▸ TASK INSTRUCTIONS:
Locate the string "time" in the records below. Copy every line where it occurs.

▸ ENTRIES SHOWN:

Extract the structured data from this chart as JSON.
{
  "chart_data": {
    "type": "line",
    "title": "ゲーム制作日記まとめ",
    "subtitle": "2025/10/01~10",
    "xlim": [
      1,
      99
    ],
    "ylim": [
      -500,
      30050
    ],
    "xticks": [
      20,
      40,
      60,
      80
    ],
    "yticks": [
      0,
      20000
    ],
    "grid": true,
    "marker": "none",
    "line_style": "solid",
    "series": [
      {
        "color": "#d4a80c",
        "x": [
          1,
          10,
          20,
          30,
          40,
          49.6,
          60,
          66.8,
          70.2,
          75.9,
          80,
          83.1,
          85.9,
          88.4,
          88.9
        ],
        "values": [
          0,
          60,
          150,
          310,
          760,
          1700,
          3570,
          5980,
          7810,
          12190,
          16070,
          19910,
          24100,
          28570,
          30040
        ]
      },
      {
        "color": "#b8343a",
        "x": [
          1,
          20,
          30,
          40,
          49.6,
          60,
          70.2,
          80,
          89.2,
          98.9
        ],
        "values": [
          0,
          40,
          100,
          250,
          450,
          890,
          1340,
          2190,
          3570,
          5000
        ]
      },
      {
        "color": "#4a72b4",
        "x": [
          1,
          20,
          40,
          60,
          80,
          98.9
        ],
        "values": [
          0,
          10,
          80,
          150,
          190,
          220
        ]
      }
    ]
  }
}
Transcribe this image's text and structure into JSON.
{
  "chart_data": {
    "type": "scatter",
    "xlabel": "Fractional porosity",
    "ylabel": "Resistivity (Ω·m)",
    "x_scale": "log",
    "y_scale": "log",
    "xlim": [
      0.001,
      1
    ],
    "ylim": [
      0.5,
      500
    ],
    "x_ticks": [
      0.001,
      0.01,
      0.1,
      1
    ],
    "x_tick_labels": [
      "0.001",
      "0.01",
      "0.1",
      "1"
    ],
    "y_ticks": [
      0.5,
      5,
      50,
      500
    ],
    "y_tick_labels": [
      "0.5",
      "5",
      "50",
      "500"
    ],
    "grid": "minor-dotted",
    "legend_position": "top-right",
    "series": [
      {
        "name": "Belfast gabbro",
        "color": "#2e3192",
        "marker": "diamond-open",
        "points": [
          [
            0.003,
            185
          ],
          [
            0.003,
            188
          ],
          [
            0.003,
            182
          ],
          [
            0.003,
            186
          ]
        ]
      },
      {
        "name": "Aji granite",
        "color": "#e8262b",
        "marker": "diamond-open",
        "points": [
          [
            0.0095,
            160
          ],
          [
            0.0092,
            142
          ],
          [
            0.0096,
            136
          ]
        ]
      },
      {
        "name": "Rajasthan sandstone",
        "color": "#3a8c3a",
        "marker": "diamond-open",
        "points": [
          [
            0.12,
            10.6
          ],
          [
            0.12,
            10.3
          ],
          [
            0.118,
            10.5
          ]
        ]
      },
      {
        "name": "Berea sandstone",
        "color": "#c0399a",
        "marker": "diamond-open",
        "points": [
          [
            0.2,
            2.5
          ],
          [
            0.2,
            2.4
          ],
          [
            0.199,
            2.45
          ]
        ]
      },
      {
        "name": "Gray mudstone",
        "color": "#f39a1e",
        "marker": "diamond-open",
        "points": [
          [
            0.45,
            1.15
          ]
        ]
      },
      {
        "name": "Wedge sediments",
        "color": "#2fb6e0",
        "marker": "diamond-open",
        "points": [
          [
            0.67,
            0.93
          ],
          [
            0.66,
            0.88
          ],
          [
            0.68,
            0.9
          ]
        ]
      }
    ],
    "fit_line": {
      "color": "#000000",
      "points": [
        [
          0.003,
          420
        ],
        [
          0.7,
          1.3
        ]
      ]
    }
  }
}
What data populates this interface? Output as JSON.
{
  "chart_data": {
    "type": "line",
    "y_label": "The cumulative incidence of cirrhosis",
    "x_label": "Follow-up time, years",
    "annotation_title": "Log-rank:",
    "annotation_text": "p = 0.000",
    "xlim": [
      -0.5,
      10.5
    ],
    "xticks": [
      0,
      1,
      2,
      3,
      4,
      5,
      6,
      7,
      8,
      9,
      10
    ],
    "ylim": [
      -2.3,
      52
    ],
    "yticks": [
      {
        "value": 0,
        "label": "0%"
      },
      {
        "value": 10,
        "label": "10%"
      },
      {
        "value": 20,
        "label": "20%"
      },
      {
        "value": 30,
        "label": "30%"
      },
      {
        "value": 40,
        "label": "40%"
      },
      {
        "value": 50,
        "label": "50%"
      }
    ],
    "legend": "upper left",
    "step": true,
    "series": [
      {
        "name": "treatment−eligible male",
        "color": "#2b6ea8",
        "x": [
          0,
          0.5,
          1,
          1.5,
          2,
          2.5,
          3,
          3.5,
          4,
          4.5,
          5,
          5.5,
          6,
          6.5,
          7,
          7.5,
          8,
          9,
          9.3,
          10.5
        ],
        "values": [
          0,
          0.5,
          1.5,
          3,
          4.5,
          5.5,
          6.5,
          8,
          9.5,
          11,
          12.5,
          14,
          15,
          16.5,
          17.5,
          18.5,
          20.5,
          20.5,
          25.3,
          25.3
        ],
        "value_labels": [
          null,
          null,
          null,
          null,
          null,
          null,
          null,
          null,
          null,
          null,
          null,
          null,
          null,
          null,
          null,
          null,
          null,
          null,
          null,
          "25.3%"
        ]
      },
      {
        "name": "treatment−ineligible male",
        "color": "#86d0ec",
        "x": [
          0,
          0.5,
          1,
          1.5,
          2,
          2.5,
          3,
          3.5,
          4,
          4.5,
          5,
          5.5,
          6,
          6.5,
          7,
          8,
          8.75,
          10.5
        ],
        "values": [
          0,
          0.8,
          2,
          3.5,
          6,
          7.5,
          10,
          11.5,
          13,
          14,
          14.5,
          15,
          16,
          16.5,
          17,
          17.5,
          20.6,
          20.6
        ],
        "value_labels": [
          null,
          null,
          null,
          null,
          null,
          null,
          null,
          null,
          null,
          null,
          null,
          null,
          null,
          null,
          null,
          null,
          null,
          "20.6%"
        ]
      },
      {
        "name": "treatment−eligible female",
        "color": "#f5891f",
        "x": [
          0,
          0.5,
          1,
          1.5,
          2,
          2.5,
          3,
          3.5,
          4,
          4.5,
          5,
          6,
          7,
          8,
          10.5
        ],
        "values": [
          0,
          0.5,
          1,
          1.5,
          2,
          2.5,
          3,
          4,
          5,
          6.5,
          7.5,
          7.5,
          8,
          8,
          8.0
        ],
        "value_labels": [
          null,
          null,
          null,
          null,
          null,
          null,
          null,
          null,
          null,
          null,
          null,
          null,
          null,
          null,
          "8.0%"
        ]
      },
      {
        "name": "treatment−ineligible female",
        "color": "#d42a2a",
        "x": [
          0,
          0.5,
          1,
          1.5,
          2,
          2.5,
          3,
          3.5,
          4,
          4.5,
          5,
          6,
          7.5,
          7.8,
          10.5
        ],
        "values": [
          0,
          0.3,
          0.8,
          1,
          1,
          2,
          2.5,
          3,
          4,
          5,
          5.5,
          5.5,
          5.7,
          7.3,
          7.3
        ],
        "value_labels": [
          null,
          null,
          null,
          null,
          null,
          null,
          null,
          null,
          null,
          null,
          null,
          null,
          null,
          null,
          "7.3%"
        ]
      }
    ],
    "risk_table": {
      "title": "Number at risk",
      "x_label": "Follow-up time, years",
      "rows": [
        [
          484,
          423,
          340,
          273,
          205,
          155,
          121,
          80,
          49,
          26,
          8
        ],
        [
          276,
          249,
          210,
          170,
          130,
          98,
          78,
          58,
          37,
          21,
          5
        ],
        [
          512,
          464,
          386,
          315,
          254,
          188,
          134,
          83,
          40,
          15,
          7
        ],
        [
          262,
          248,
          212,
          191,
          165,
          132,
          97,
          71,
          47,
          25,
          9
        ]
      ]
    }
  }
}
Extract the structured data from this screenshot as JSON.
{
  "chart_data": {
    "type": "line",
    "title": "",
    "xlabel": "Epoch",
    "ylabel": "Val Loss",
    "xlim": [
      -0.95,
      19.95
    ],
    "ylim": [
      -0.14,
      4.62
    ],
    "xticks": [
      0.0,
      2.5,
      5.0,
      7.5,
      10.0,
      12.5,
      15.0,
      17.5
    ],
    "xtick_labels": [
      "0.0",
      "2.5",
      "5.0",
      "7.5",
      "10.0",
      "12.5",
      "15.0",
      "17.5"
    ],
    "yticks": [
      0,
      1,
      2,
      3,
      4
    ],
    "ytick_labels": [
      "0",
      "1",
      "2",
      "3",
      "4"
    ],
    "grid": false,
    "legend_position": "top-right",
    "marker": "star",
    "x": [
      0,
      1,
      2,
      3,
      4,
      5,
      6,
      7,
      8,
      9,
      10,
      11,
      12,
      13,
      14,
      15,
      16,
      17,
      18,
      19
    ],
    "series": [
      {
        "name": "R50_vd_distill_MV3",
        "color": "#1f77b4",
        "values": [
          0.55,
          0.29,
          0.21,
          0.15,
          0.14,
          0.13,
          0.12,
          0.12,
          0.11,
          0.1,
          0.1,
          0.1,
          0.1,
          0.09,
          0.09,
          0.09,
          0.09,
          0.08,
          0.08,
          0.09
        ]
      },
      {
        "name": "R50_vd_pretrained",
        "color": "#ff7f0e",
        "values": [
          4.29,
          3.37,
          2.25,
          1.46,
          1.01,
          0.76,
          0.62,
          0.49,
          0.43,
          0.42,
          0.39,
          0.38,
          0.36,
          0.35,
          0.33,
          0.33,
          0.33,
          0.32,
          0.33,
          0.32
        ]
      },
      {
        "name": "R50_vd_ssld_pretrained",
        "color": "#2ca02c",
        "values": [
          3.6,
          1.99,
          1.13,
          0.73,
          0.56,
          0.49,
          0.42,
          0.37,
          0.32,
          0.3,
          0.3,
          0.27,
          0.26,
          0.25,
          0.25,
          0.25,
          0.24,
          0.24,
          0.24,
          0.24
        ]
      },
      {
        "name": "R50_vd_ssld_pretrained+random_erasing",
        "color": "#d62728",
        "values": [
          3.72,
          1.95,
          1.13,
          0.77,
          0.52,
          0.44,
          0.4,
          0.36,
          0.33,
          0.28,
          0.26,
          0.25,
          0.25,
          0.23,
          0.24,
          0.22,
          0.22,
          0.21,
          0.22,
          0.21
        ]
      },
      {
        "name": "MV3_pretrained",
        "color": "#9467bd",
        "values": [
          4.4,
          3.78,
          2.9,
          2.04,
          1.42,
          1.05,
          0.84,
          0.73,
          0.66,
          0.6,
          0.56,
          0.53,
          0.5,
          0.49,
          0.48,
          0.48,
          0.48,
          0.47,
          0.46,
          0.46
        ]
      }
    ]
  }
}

▸ RESPONSE TO THIS TASK:
    "x_label": "Follow-up time, years",
      "x_label": "Follow-up time, years",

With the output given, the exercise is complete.